[begin RECORDS TO PROCESS]

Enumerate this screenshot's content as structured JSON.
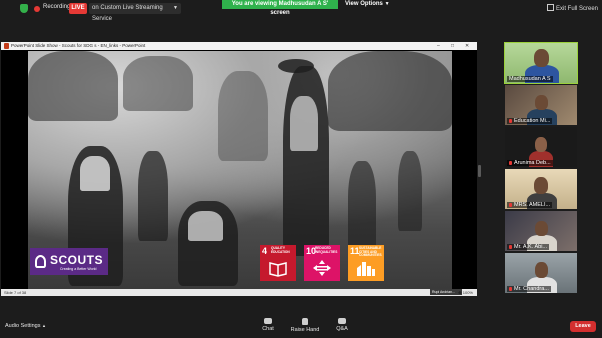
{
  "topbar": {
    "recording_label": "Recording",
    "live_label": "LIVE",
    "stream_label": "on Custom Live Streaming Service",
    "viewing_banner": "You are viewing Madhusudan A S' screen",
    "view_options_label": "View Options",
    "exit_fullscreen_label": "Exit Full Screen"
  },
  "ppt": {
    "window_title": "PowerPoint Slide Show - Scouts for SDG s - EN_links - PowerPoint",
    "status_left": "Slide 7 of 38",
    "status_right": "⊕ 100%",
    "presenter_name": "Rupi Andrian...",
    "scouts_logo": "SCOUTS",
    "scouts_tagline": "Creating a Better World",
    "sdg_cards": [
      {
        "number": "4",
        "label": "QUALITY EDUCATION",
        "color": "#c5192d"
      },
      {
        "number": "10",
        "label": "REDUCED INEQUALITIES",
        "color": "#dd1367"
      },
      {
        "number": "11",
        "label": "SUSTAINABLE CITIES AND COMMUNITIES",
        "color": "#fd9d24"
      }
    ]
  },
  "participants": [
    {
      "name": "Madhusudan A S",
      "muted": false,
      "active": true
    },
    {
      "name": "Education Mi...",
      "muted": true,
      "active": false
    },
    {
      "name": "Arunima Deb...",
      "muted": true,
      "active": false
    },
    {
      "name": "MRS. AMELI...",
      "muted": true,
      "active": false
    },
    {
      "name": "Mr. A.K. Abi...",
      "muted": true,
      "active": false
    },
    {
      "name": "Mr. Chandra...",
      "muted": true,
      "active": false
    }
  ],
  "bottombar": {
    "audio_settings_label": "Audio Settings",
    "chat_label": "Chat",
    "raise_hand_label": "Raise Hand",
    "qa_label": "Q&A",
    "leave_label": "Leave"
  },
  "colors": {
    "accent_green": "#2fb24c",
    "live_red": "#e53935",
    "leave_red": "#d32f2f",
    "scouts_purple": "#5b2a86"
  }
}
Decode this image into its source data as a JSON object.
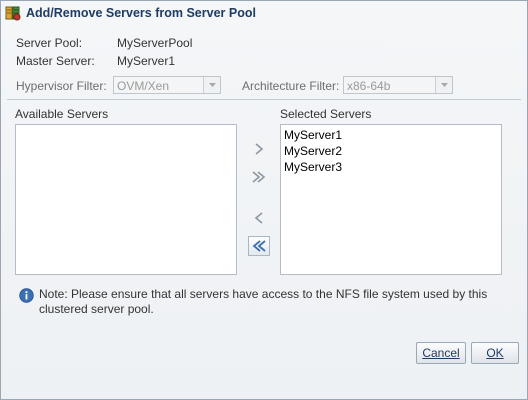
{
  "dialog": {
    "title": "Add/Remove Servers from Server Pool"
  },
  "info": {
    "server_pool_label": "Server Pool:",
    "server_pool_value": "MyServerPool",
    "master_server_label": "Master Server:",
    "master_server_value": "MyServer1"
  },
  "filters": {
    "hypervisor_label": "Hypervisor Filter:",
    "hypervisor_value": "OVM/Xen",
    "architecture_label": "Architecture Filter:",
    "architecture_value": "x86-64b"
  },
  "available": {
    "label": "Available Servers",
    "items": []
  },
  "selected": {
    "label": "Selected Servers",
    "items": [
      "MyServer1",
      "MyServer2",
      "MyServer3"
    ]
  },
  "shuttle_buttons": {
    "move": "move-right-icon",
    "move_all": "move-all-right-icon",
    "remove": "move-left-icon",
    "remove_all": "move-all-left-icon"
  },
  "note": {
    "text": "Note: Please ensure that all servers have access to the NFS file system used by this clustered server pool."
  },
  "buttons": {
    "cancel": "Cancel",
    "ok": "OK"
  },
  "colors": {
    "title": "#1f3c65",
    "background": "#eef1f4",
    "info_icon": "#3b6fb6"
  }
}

[end RECORDS TO PROCESS]

#### YOUR GOAL
Quote the data above in full and without alteration; skip the pictures.

#### RESULT
Enumerate this screenshot's content as structured JSON.
{
  "topbar": {
    "recording_label": "Recording",
    "live_label": "LIVE",
    "stream_label": "on Custom Live Streaming Service",
    "viewing_banner": "You are viewing Madhusudan A S' screen",
    "view_options_label": "View Options",
    "exit_fullscreen_label": "Exit Full Screen"
  },
  "ppt": {
    "window_title": "PowerPoint Slide Show - Scouts for SDG s - EN_links - PowerPoint",
    "status_left": "Slide 7 of 38",
    "status_right": "⊕ 100%",
    "presenter_name": "Rupi Andrian...",
    "scouts_logo": "SCOUTS",
    "scouts_tagline": "Creating a Better World",
    "sdg_cards": [
      {
        "number": "4",
        "label": "QUALITY EDUCATION",
        "color": "#c5192d"
      },
      {
        "number": "10",
        "label": "REDUCED INEQUALITIES",
        "color": "#dd1367"
      },
      {
        "number": "11",
        "label": "SUSTAINABLE CITIES AND COMMUNITIES",
        "color": "#fd9d24"
      }
    ]
  },
  "participants": [
    {
      "name": "Madhusudan A S",
      "muted": false,
      "active": true
    },
    {
      "name": "Education Mi...",
      "muted": true,
      "active": false
    },
    {
      "name": "Arunima Deb...",
      "muted": true,
      "active": false
    },
    {
      "name": "MRS. AMELI...",
      "muted": true,
      "active": false
    },
    {
      "name": "Mr. A.K. Abi...",
      "muted": true,
      "active": false
    },
    {
      "name": "Mr. Chandra...",
      "muted": true,
      "active": false
    }
  ],
  "bottombar": {
    "audio_settings_label": "Audio Settings",
    "chat_label": "Chat",
    "raise_hand_label": "Raise Hand",
    "qa_label": "Q&A",
    "leave_label": "Leave"
  },
  "colors": {
    "accent_green": "#2fb24c",
    "live_red": "#e53935",
    "leave_red": "#d32f2f",
    "scouts_purple": "#5b2a86"
  }
}
Decode this image into its source data as a JSON object.
{
  "dialog": {
    "title": "Add/Remove Servers from Server Pool"
  },
  "info": {
    "server_pool_label": "Server Pool:",
    "server_pool_value": "MyServerPool",
    "master_server_label": "Master Server:",
    "master_server_value": "MyServer1"
  },
  "filters": {
    "hypervisor_label": "Hypervisor Filter:",
    "hypervisor_value": "OVM/Xen",
    "architecture_label": "Architecture Filter:",
    "architecture_value": "x86-64b"
  },
  "available": {
    "label": "Available Servers",
    "items": []
  },
  "selected": {
    "label": "Selected Servers",
    "items": [
      "MyServer1",
      "MyServer2",
      "MyServer3"
    ]
  },
  "shuttle_buttons": {
    "move": "move-right-icon",
    "move_all": "move-all-right-icon",
    "remove": "move-left-icon",
    "remove_all": "move-all-left-icon"
  },
  "note": {
    "text": "Note: Please ensure that all servers have access to the NFS file system used by this clustered server pool."
  },
  "buttons": {
    "cancel": "Cancel",
    "ok": "OK"
  },
  "colors": {
    "title": "#1f3c65",
    "background": "#eef1f4",
    "info_icon": "#3b6fb6"
  }
}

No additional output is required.